▶ [Directions] Work out how many lines in the entries below include the word "this". Give nothing but the number.
- - - - - - -
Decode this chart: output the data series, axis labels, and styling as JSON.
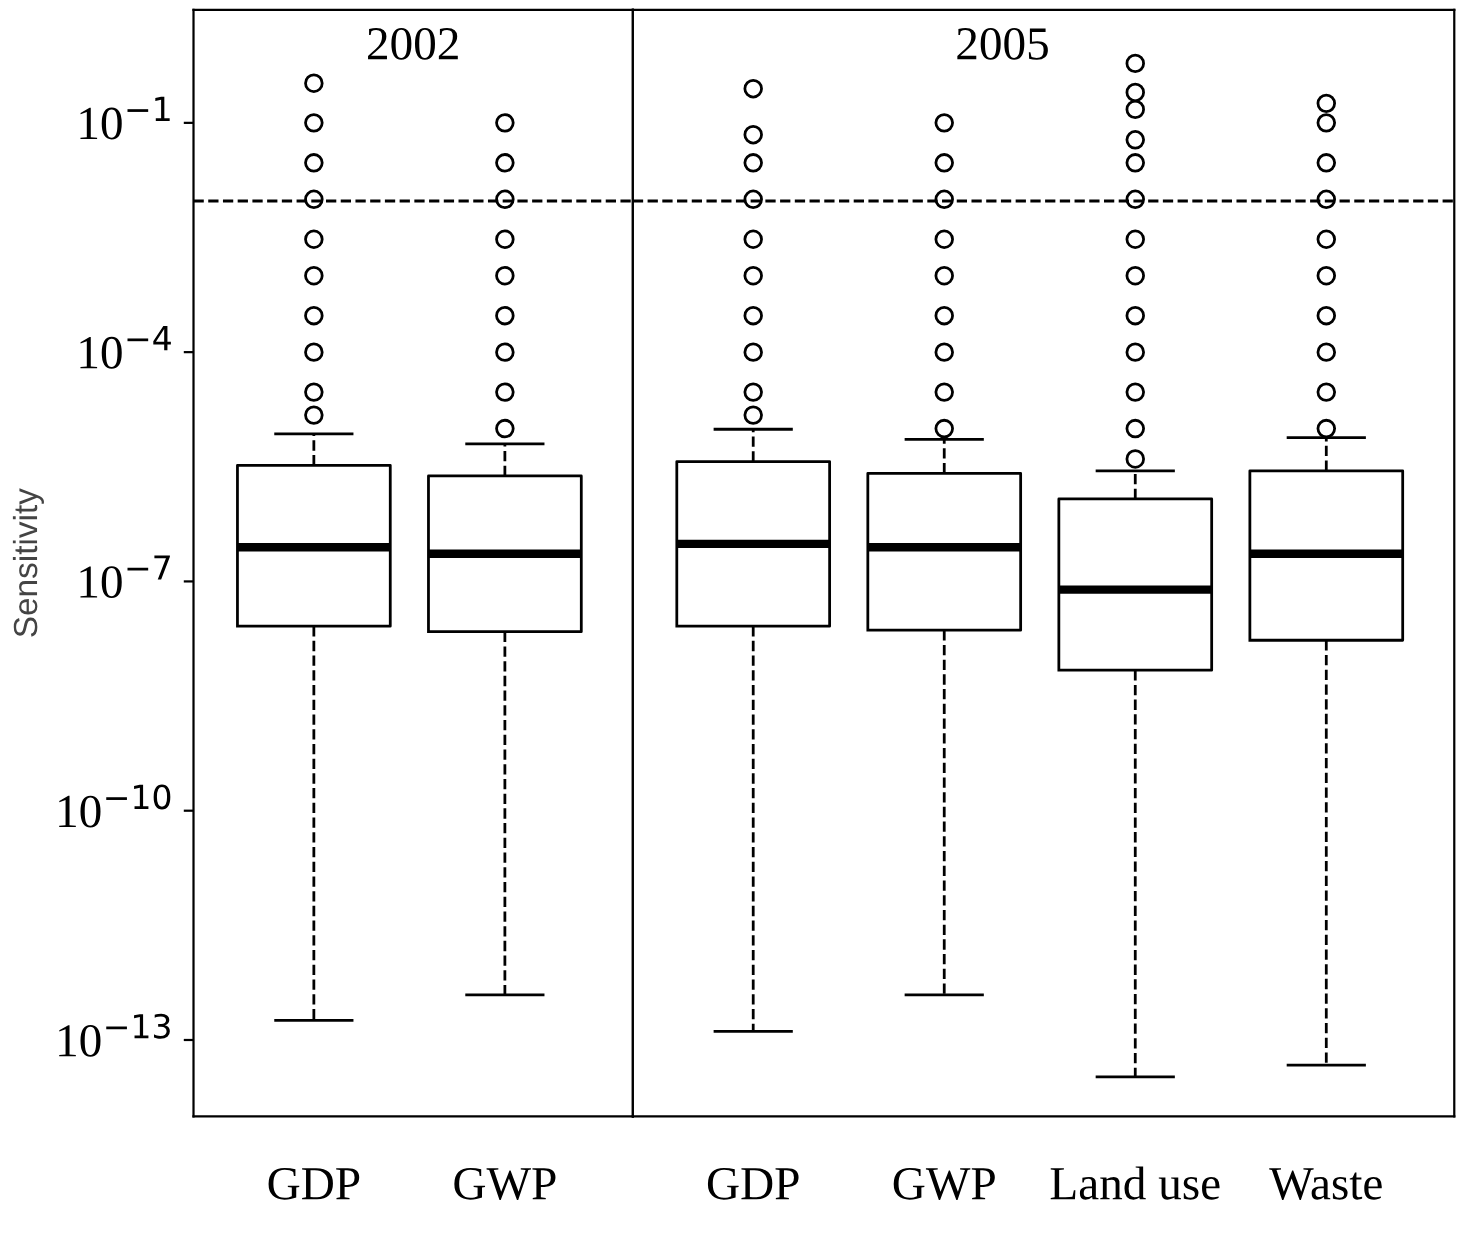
{
  "chart_data": [
    {
      "type": "box",
      "title": "2002",
      "ylabel": "Sensitivity",
      "categories": [
        "GDP",
        "GWP"
      ],
      "log": true,
      "ylim": [
        1e-14,
        3
      ],
      "yticks": [
        {
          "value": 0.1,
          "label": "10$^{−1}$"
        },
        {
          "value": 0.0001,
          "label": "10$^{−4}$"
        },
        {
          "value": 1e-07,
          "label": "10$^{−7}$"
        },
        {
          "value": 1e-10,
          "label": "10$^{−10}$"
        },
        {
          "value": 1e-13,
          "label": "10$^{−13}$"
        }
      ],
      "ref_lines": [
        {
          "axis": "y",
          "value": 0.0095,
          "line_style": "dashed",
          "color": "#000000"
        }
      ],
      "boxes": [
        {
          "low": 1.8e-13,
          "q1": 2.6e-08,
          "median": 2.8e-07,
          "q3": 3.3e-06,
          "high": 8.5e-06,
          "outliers": [
            1.5e-05,
            3e-05,
            0.0001,
            0.0003,
            0.001,
            0.003,
            0.01,
            0.03,
            0.1,
            0.33
          ]
        },
        {
          "low": 3.9e-13,
          "q1": 2.2e-08,
          "median": 2.3e-07,
          "q3": 2.4e-06,
          "high": 6.3e-06,
          "outliers": [
            1e-05,
            3e-05,
            0.0001,
            0.0003,
            0.001,
            0.003,
            0.01,
            0.03,
            0.1
          ]
        }
      ]
    },
    {
      "type": "box",
      "title": "2005",
      "categories": [
        "GDP",
        "GWP",
        "Land use",
        "Waste"
      ],
      "log": true,
      "tick_labels": "x",
      "ylim": [
        1e-14,
        3
      ],
      "ref_lines": [
        {
          "axis": "y",
          "value": 0.0095,
          "line_style": "dashed",
          "color": "#000000"
        }
      ],
      "boxes": [
        {
          "low": 1.3e-13,
          "q1": 2.6e-08,
          "median": 3.1e-07,
          "q3": 3.7e-06,
          "high": 9.8e-06,
          "outliers": [
            1.5e-05,
            3e-05,
            0.0001,
            0.0003,
            0.001,
            0.003,
            0.01,
            0.03,
            0.07,
            0.28
          ]
        },
        {
          "low": 3.9e-13,
          "q1": 2.3e-08,
          "median": 2.8e-07,
          "q3": 2.6e-06,
          "high": 7.2e-06,
          "outliers": [
            1e-05,
            3e-05,
            0.0001,
            0.0003,
            0.001,
            0.003,
            0.01,
            0.03,
            0.1
          ]
        },
        {
          "low": 3.3e-14,
          "q1": 6.9e-09,
          "median": 7.8e-08,
          "q3": 1.2e-06,
          "high": 2.8e-06,
          "outliers": [
            4e-06,
            1e-05,
            3e-05,
            0.0001,
            0.0003,
            0.001,
            0.003,
            0.01,
            0.03,
            0.06,
            0.15,
            0.25,
            0.6
          ]
        },
        {
          "low": 4.7e-14,
          "q1": 1.7e-08,
          "median": 2.3e-07,
          "q3": 2.8e-06,
          "high": 7.6e-06,
          "outliers": [
            1e-05,
            3e-05,
            0.0001,
            0.0003,
            0.001,
            0.003,
            0.01,
            0.03,
            0.1,
            0.18
          ]
        }
      ]
    }
  ]
}
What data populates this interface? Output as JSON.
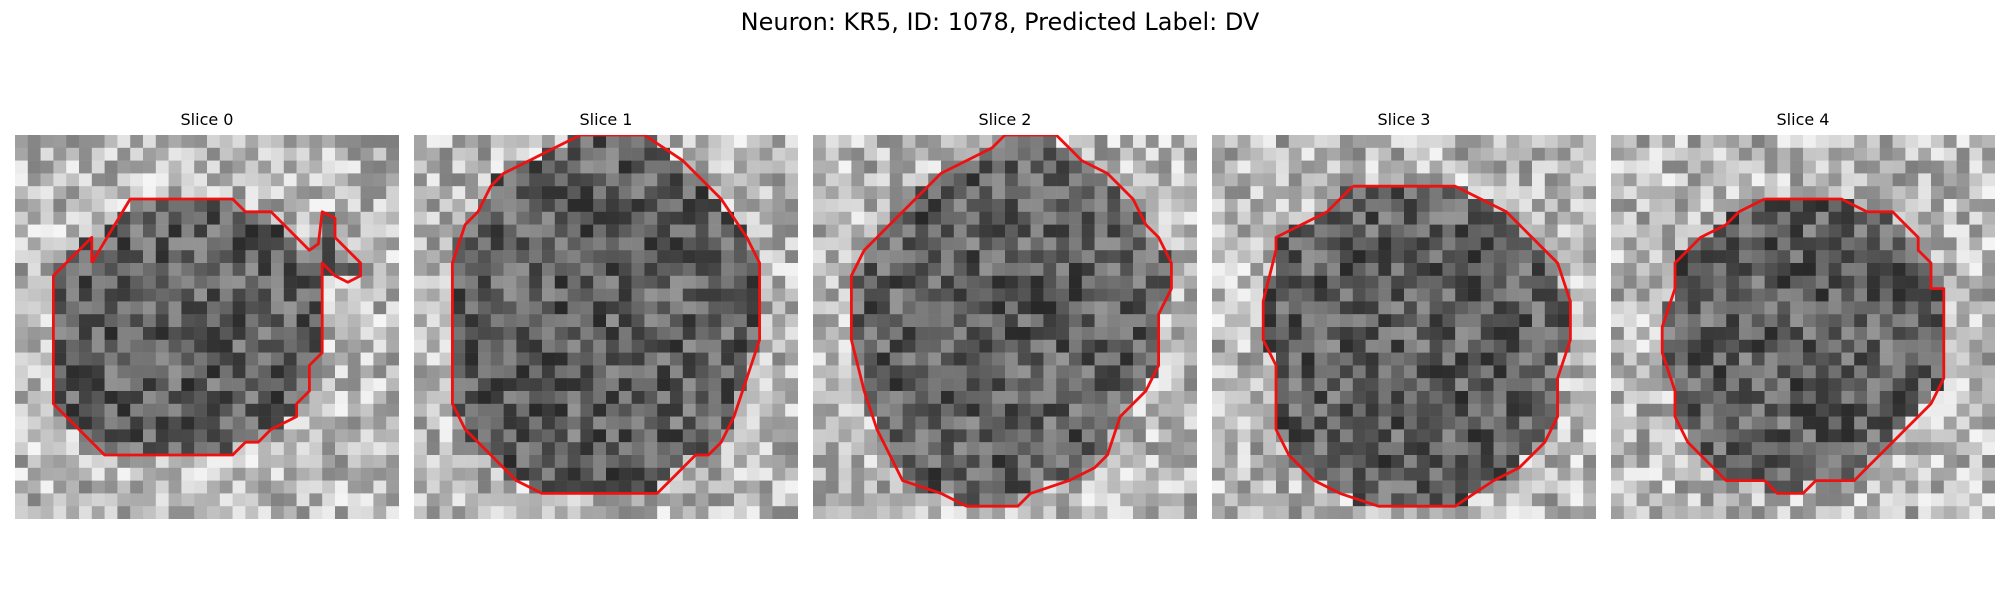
{
  "figure": {
    "title": "Neuron: KR5, ID: 1078, Predicted Label: DV"
  },
  "colors": {
    "contour": "#ee1111",
    "background": "#ffffff"
  },
  "panels": [
    {
      "title": "Slice 0"
    },
    {
      "title": "Slice 1"
    },
    {
      "title": "Slice 2"
    },
    {
      "title": "Slice 3"
    },
    {
      "title": "Slice 4"
    }
  ]
}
- - - - - - -
▶ [Response to the task] 2